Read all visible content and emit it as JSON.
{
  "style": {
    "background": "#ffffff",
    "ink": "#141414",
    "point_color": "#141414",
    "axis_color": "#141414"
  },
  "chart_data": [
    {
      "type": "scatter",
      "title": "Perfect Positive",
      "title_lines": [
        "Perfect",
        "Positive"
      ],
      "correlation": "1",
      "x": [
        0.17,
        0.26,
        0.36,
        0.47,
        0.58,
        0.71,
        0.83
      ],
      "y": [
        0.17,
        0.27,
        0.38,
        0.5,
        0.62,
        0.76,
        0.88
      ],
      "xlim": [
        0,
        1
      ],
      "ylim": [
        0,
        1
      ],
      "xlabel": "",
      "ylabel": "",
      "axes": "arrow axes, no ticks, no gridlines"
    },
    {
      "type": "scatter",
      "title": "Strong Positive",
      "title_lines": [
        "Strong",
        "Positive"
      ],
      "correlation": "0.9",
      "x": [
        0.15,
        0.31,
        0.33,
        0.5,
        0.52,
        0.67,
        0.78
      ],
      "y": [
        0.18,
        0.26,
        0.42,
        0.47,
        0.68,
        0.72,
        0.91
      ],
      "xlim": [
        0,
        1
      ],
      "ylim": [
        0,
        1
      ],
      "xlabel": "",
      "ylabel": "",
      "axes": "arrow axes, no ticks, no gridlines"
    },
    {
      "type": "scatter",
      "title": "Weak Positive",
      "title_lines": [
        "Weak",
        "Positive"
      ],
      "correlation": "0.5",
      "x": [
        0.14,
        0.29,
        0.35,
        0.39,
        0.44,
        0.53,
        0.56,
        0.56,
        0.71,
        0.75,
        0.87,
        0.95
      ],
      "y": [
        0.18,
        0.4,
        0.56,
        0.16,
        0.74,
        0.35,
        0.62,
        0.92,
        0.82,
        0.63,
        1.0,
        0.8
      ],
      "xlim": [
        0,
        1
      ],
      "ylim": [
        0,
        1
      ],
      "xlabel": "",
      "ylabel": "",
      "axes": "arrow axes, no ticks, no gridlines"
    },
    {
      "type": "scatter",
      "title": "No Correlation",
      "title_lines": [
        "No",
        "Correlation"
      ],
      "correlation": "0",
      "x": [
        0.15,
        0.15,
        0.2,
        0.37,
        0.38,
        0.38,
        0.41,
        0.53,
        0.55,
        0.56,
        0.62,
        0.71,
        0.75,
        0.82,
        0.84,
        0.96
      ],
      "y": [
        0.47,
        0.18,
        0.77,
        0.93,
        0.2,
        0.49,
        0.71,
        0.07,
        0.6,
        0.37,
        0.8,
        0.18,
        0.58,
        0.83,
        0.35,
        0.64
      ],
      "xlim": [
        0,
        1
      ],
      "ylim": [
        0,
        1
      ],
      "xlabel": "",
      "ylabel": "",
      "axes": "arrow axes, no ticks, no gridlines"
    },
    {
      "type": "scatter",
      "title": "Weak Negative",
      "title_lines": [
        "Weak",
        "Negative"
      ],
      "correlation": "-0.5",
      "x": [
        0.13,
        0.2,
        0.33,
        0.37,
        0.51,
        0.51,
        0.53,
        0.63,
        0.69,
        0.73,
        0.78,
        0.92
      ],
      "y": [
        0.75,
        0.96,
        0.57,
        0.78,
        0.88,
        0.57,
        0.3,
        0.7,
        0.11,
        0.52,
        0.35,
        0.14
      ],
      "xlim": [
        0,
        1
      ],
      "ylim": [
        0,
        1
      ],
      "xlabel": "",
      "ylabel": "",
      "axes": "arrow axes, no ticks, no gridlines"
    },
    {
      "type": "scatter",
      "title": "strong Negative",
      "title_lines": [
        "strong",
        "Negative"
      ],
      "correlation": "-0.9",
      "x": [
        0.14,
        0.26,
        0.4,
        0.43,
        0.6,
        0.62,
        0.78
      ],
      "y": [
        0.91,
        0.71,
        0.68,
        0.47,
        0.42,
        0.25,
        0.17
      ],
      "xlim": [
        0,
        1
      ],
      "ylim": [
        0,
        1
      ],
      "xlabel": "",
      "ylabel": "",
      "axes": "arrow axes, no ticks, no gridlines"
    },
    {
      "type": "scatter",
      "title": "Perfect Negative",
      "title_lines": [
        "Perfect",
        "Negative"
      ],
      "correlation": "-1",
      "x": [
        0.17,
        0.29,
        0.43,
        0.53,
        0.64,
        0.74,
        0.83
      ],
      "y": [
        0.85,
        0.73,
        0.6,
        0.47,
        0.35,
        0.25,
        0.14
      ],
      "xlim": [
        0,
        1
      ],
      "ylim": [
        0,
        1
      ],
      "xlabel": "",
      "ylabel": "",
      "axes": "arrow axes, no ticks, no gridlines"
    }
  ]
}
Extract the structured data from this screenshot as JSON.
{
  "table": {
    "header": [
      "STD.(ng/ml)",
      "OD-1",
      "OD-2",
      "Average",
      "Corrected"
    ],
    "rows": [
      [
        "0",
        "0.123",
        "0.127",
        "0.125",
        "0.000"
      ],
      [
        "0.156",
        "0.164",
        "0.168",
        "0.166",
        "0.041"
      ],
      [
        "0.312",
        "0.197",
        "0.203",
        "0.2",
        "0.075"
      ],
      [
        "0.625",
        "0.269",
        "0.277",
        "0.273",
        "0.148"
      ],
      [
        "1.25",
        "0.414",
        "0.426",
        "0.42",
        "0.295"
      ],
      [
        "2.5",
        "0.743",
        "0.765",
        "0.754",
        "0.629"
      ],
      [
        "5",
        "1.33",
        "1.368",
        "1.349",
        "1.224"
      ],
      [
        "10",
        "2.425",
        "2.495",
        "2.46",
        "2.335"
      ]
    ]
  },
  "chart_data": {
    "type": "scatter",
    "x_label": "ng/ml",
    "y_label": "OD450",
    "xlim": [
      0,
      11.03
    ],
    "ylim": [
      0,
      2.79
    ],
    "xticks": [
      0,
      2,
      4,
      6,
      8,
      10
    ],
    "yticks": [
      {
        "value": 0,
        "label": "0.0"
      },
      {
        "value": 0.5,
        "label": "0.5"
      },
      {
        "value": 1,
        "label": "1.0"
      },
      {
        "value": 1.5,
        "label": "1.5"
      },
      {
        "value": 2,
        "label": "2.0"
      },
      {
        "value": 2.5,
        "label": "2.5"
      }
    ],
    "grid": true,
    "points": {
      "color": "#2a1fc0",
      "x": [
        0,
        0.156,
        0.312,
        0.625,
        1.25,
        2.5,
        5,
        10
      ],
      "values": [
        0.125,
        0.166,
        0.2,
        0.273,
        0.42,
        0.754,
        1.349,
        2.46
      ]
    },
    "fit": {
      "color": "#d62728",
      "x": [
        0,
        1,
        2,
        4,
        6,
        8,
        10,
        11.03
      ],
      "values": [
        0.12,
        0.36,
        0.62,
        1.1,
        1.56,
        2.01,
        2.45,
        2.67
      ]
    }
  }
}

:::

* WHAT THE TASK ASKS *
Your task is to quote the listing above word for word.

* FINISHED EXERCISE *
Read all visible content and emit it as JSON.
{
  "style": {
    "background": "#ffffff",
    "ink": "#141414",
    "point_color": "#141414",
    "axis_color": "#141414"
  },
  "chart_data": [
    {
      "type": "scatter",
      "title": "Perfect Positive",
      "title_lines": [
        "Perfect",
        "Positive"
      ],
      "correlation": "1",
      "x": [
        0.17,
        0.26,
        0.36,
        0.47,
        0.58,
        0.71,
        0.83
      ],
      "y": [
        0.17,
        0.27,
        0.38,
        0.5,
        0.62,
        0.76,
        0.88
      ],
      "xlim": [
        0,
        1
      ],
      "ylim": [
        0,
        1
      ],
      "xlabel": "",
      "ylabel": "",
      "axes": "arrow axes, no ticks, no gridlines"
    },
    {
      "type": "scatter",
      "title": "Strong Positive",
      "title_lines": [
        "Strong",
        "Positive"
      ],
      "correlation": "0.9",
      "x": [
        0.15,
        0.31,
        0.33,
        0.5,
        0.52,
        0.67,
        0.78
      ],
      "y": [
        0.18,
        0.26,
        0.42,
        0.47,
        0.68,
        0.72,
        0.91
      ],
      "xlim": [
        0,
        1
      ],
      "ylim": [
        0,
        1
      ],
      "xlabel": "",
      "ylabel": "",
      "axes": "arrow axes, no ticks, no gridlines"
    },
    {
      "type": "scatter",
      "title": "Weak Positive",
      "title_lines": [
        "Weak",
        "Positive"
      ],
      "correlation": "0.5",
      "x": [
        0.14,
        0.29,
        0.35,
        0.39,
        0.44,
        0.53,
        0.56,
        0.56,
        0.71,
        0.75,
        0.87,
        0.95
      ],
      "y": [
        0.18,
        0.4,
        0.56,
        0.16,
        0.74,
        0.35,
        0.62,
        0.92,
        0.82,
        0.63,
        1.0,
        0.8
      ],
      "xlim": [
        0,
        1
      ],
      "ylim": [
        0,
        1
      ],
      "xlabel": "",
      "ylabel": "",
      "axes": "arrow axes, no ticks, no gridlines"
    },
    {
      "type": "scatter",
      "title": "No Correlation",
      "title_lines": [
        "No",
        "Correlation"
      ],
      "correlation": "0",
      "x": [
        0.15,
        0.15,
        0.2,
        0.37,
        0.38,
        0.38,
        0.41,
        0.53,
        0.55,
        0.56,
        0.62,
        0.71,
        0.75,
        0.82,
        0.84,
        0.96
      ],
      "y": [
        0.47,
        0.18,
        0.77,
        0.93,
        0.2,
        0.49,
        0.71,
        0.07,
        0.6,
        0.37,
        0.8,
        0.18,
        0.58,
        0.83,
        0.35,
        0.64
      ],
      "xlim": [
        0,
        1
      ],
      "ylim": [
        0,
        1
      ],
      "xlabel": "",
      "ylabel": "",
      "axes": "arrow axes, no ticks, no gridlines"
    },
    {
      "type": "scatter",
      "title": "Weak Negative",
      "title_lines": [
        "Weak",
        "Negative"
      ],
      "correlation": "-0.5",
      "x": [
        0.13,
        0.2,
        0.33,
        0.37,
        0.51,
        0.51,
        0.53,
        0.63,
        0.69,
        0.73,
        0.78,
        0.92
      ],
      "y": [
        0.75,
        0.96,
        0.57,
        0.78,
        0.88,
        0.57,
        0.3,
        0.7,
        0.11,
        0.52,
        0.35,
        0.14
      ],
      "xlim": [
        0,
        1
      ],
      "ylim": [
        0,
        1
      ],
      "xlabel": "",
      "ylabel": "",
      "axes": "arrow axes, no ticks, no gridlines"
    },
    {
      "type": "scatter",
      "title": "strong Negative",
      "title_lines": [
        "strong",
        "Negative"
      ],
      "correlation": "-0.9",
      "x": [
        0.14,
        0.26,
        0.4,
        0.43,
        0.6,
        0.62,
        0.78
      ],
      "y": [
        0.91,
        0.71,
        0.68,
        0.47,
        0.42,
        0.25,
        0.17
      ],
      "xlim": [
        0,
        1
      ],
      "ylim": [
        0,
        1
      ],
      "xlabel": "",
      "ylabel": "",
      "axes": "arrow axes, no ticks, no gridlines"
    },
    {
      "type": "scatter",
      "title": "Perfect Negative",
      "title_lines": [
        "Perfect",
        "Negative"
      ],
      "correlation": "-1",
      "x": [
        0.17,
        0.29,
        0.43,
        0.53,
        0.64,
        0.74,
        0.83
      ],
      "y": [
        0.85,
        0.73,
        0.6,
        0.47,
        0.35,
        0.25,
        0.14
      ],
      "xlim": [
        0,
        1
      ],
      "ylim": [
        0,
        1
      ],
      "xlabel": "",
      "ylabel": "",
      "axes": "arrow axes, no ticks, no gridlines"
    }
  ]
}
Extract the structured data from this screenshot as JSON.
{
  "table": {
    "header": [
      "STD.(ng/ml)",
      "OD-1",
      "OD-2",
      "Average",
      "Corrected"
    ],
    "rows": [
      [
        "0",
        "0.123",
        "0.127",
        "0.125",
        "0.000"
      ],
      [
        "0.156",
        "0.164",
        "0.168",
        "0.166",
        "0.041"
      ],
      [
        "0.312",
        "0.197",
        "0.203",
        "0.2",
        "0.075"
      ],
      [
        "0.625",
        "0.269",
        "0.277",
        "0.273",
        "0.148"
      ],
      [
        "1.25",
        "0.414",
        "0.426",
        "0.42",
        "0.295"
      ],
      [
        "2.5",
        "0.743",
        "0.765",
        "0.754",
        "0.629"
      ],
      [
        "5",
        "1.33",
        "1.368",
        "1.349",
        "1.224"
      ],
      [
        "10",
        "2.425",
        "2.495",
        "2.46",
        "2.335"
      ]
    ]
  },
  "chart_data": {
    "type": "scatter",
    "x_label": "ng/ml",
    "y_label": "OD450",
    "xlim": [
      0,
      11.03
    ],
    "ylim": [
      0,
      2.79
    ],
    "xticks": [
      0,
      2,
      4,
      6,
      8,
      10
    ],
    "yticks": [
      {
        "value": 0,
        "label": "0.0"
      },
      {
        "value": 0.5,
        "label": "0.5"
      },
      {
        "value": 1,
        "label": "1.0"
      },
      {
        "value": 1.5,
        "label": "1.5"
      },
      {
        "value": 2,
        "label": "2.0"
      },
      {
        "value": 2.5,
        "label": "2.5"
      }
    ],
    "grid": true,
    "points": {
      "color": "#2a1fc0",
      "x": [
        0,
        0.156,
        0.312,
        0.625,
        1.25,
        2.5,
        5,
        10
      ],
      "values": [
        0.125,
        0.166,
        0.2,
        0.273,
        0.42,
        0.754,
        1.349,
        2.46
      ]
    },
    "fit": {
      "color": "#d62728",
      "x": [
        0,
        1,
        2,
        4,
        6,
        8,
        10,
        11.03
      ],
      "values": [
        0.12,
        0.36,
        0.62,
        1.1,
        1.56,
        2.01,
        2.45,
        2.67
      ]
    }
  }
}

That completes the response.